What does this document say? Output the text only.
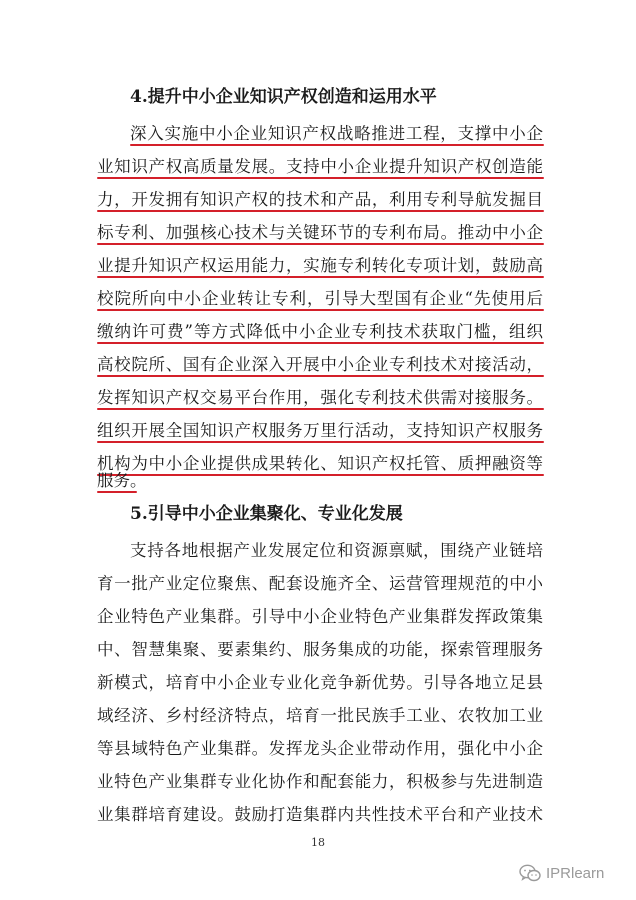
4.提升中小企业知识产权创造和运用水平
深入实施中小企业知识产权战略推进工程，支撑中小企
业知识产权高质量发展。支持中小企业提升知识产权创造能
力，开发拥有知识产权的技术和产品，利用专利导航发掘目
标专利、加强核心技术与关键环节的专利布局。推动中小企
业提升知识产权运用能力，实施专利转化专项计划，鼓励高
校院所向中小企业转让专利，引导大型国有企业“先使用后
缴纳许可费”等方式降低中小企业专利技术获取门槛，组织
高校院所、国有企业深入开展中小企业专利技术对接活动，
发挥知识产权交易平台作用，强化专利技术供需对接服务。
组织开展全国知识产权服务万里行活动，支持知识产权服务
机构为中小企业提供成果转化、知识产权托管、质押融资等
服务。
5.引导中小企业集聚化、专业化发展
支持各地根据产业发展定位和资源禀赋，围绕产业链培
育一批产业定位聚焦、配套设施齐全、运营管理规范的中小
企业特色产业集群。引导中小企业特色产业集群发挥政策集
中、智慧集聚、要素集约、服务集成的功能，探索管理服务
新模式，培育中小企业专业化竞争新优势。引导各地立足县
域经济、乡村经济特点，培育一批民族手工业、农牧加工业
等县域特色产业集群。发挥龙头企业带动作用，强化中小企
业特色产业集群专业化协作和配套能力，积极参与先进制造
业集群培育建设。鼓励打造集群内共性技术平台和产业技术
18
IPRlearn
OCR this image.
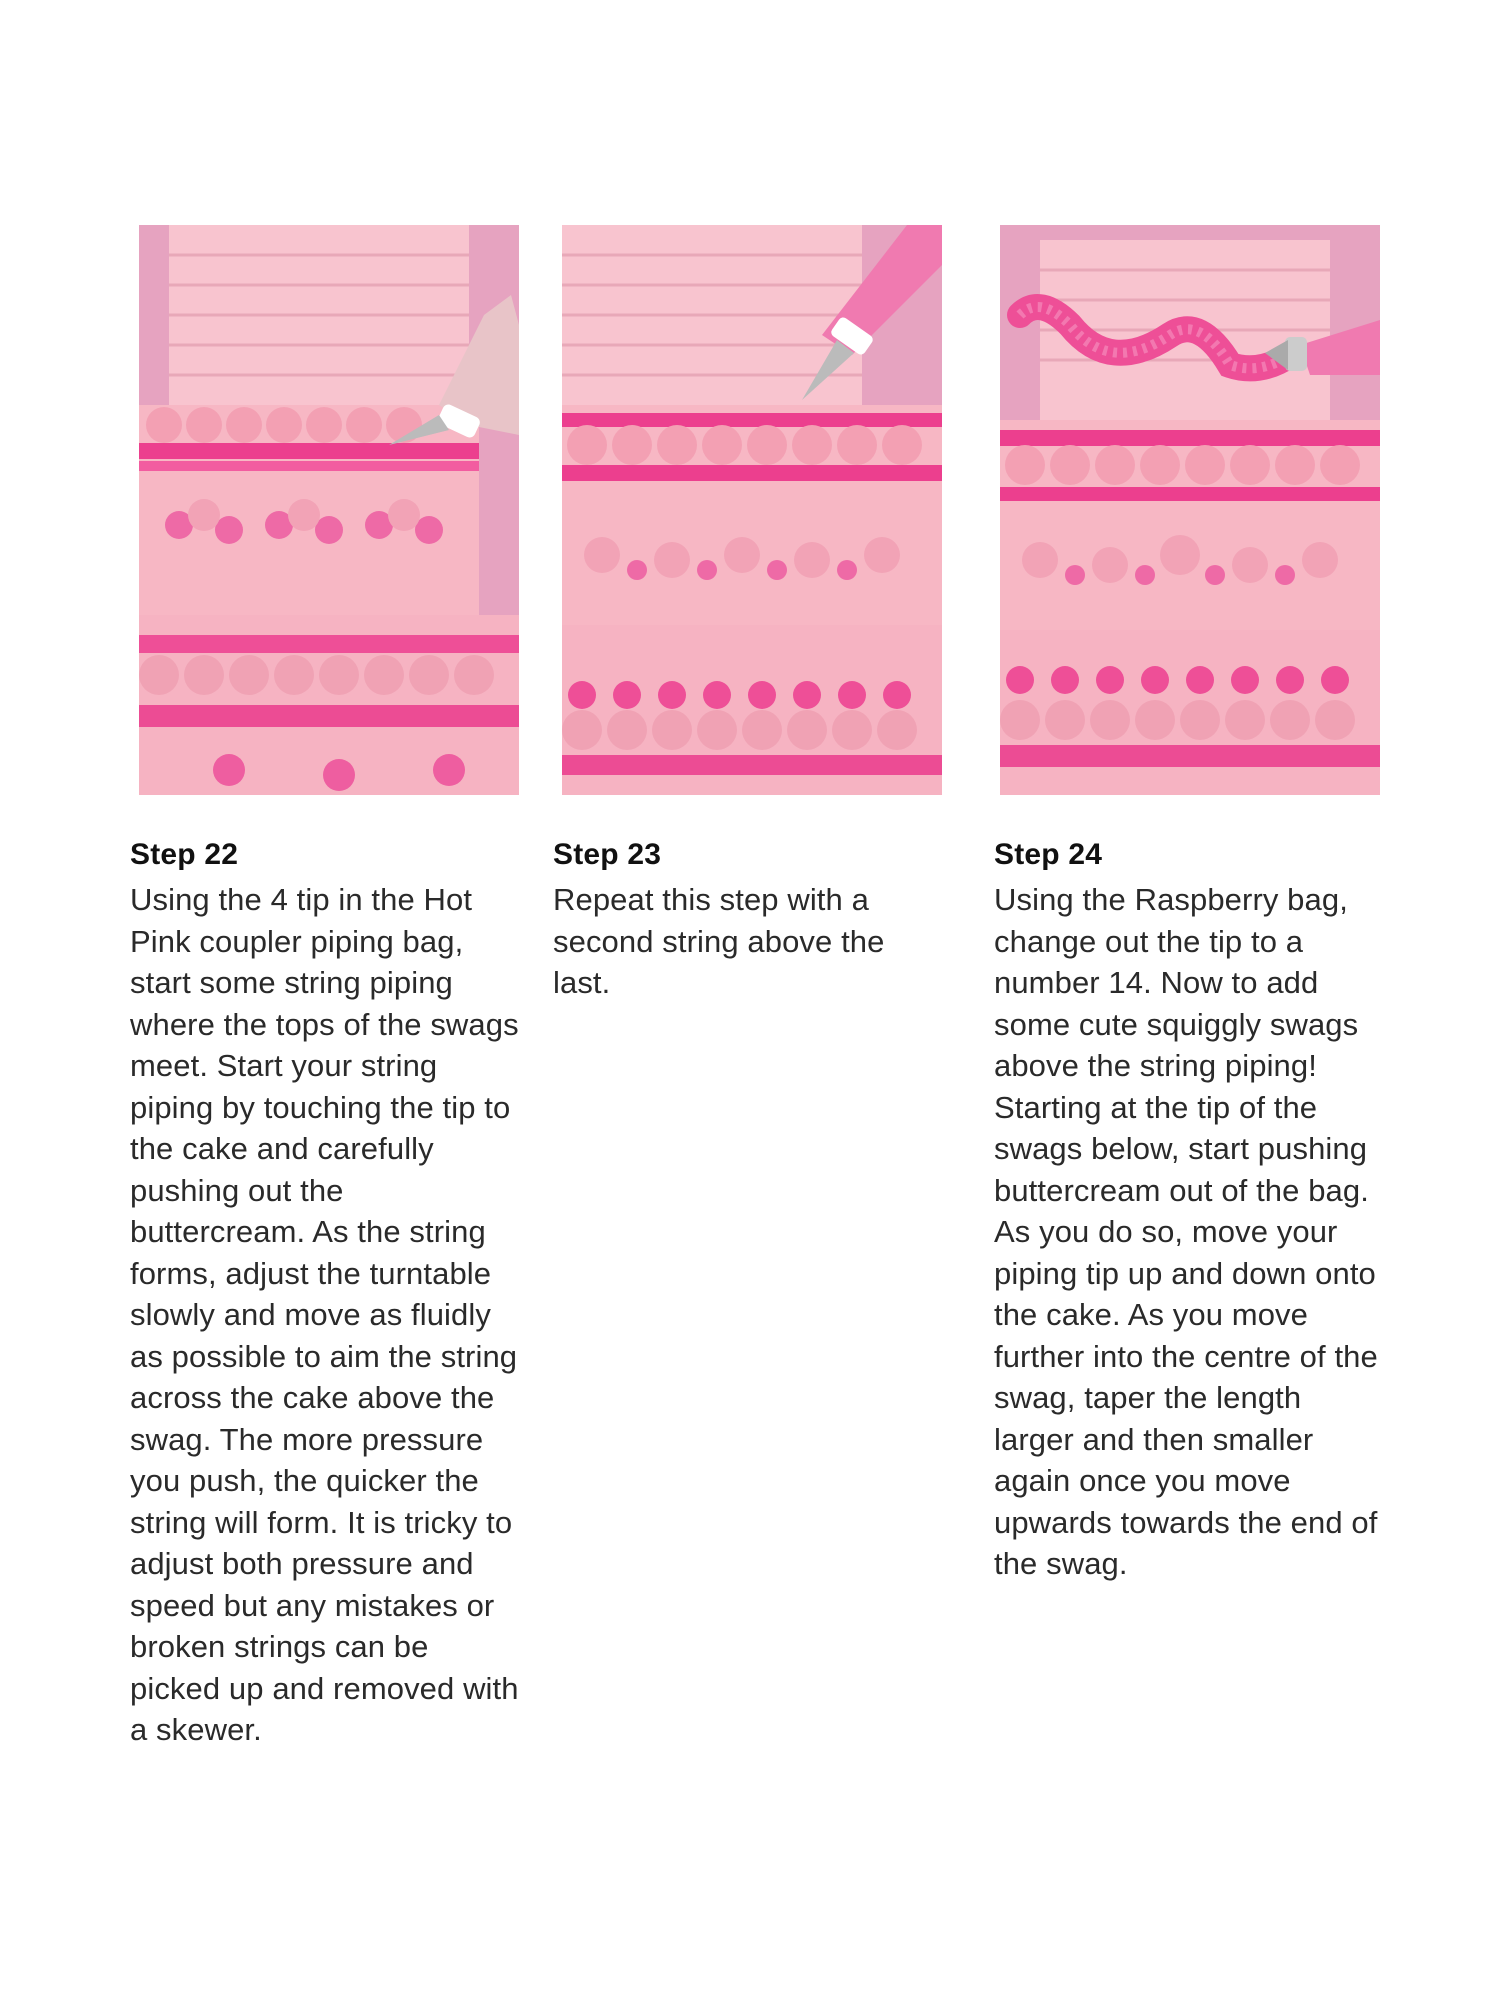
Step 22
Using the 4 tip in the Hot Pink coupler piping bag, start some string piping where the tops of the swags meet. Start your string piping by touching the tip to the cake and carefully pushing out the buttercream. As the string forms, adjust the turntable slowly and move as fluidly as possible to aim the string across the cake above the swag. The more pressure you push, the quicker the string will form. It is tricky to adjust both pressure and speed but any mistakes or broken strings can be picked up and removed with a skewer.
Step 23
Repeat this step with a second string above the last.
Step 24
Using the Raspberry bag, change out the tip to a number 14. Now to add some cute squiggly swags above the string piping! Starting at the tip of the swags below, start pushing buttercream out of the bag. As you do so, move your piping tip up and down onto the cake. As you move further into the centre of the swag, taper the length larger and then smaller again once you move upwards towards the end of the swag.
*-*-*
**TASK DESCRIPTION**
Your copy should repeat each entry above exactly but contain no pictures.

**EXERCISE SOLUTION**
What does this document say? Output the text only.
4.提升中小企业知识产权创造和运用水平
深入实施中小企业知识产权战略推进工程，支撑中小企
业知识产权高质量发展。支持中小企业提升知识产权创造能
力，开发拥有知识产权的技术和产品，利用专利导航发掘目
标专利、加强核心技术与关键环节的专利布局。推动中小企
业提升知识产权运用能力，实施专利转化专项计划，鼓励高
校院所向中小企业转让专利，引导大型国有企业“先使用后
缴纳许可费”等方式降低中小企业专利技术获取门槛，组织
高校院所、国有企业深入开展中小企业专利技术对接活动，
发挥知识产权交易平台作用，强化专利技术供需对接服务。
组织开展全国知识产权服务万里行活动，支持知识产权服务
机构为中小企业提供成果转化、知识产权托管、质押融资等
服务。
5.引导中小企业集聚化、专业化发展
支持各地根据产业发展定位和资源禀赋，围绕产业链培
育一批产业定位聚焦、配套设施齐全、运营管理规范的中小
企业特色产业集群。引导中小企业特色产业集群发挥政策集
中、智慧集聚、要素集约、服务集成的功能，探索管理服务
新模式，培育中小企业专业化竞争新优势。引导各地立足县
域经济、乡村经济特点，培育一批民族手工业、农牧加工业
等县域特色产业集群。发挥龙头企业带动作用，强化中小企
业特色产业集群专业化协作和配套能力，积极参与先进制造
业集群培育建设。鼓励打造集群内共性技术平台和产业技术
18
IPRlearn
OCR this image.
Step 22
Using the 4 tip in the Hot Pink coupler piping bag, start some string piping where the tops of the swags meet. Start your string piping by touching the tip to the cake and carefully pushing out the buttercream. As the string forms, adjust the turntable slowly and move as fluidly as possible to aim the string across the cake above the swag. The more pressure you push, the quicker the string will form. It is tricky to adjust both pressure and speed but any mistakes or broken strings can be picked up and removed with a skewer.
Step 23
Repeat this step with a second string above the last.
Step 24
Using the Raspberry bag, change out the tip to a number 14. Now to add some cute squiggly swags above the string piping! Starting at the tip of the swags below, start pushing buttercream out of the bag. As you do so, move your piping tip up and down onto the cake. As you move further into the centre of the swag, taper the length larger and then smaller again once you move upwards towards the end of the swag.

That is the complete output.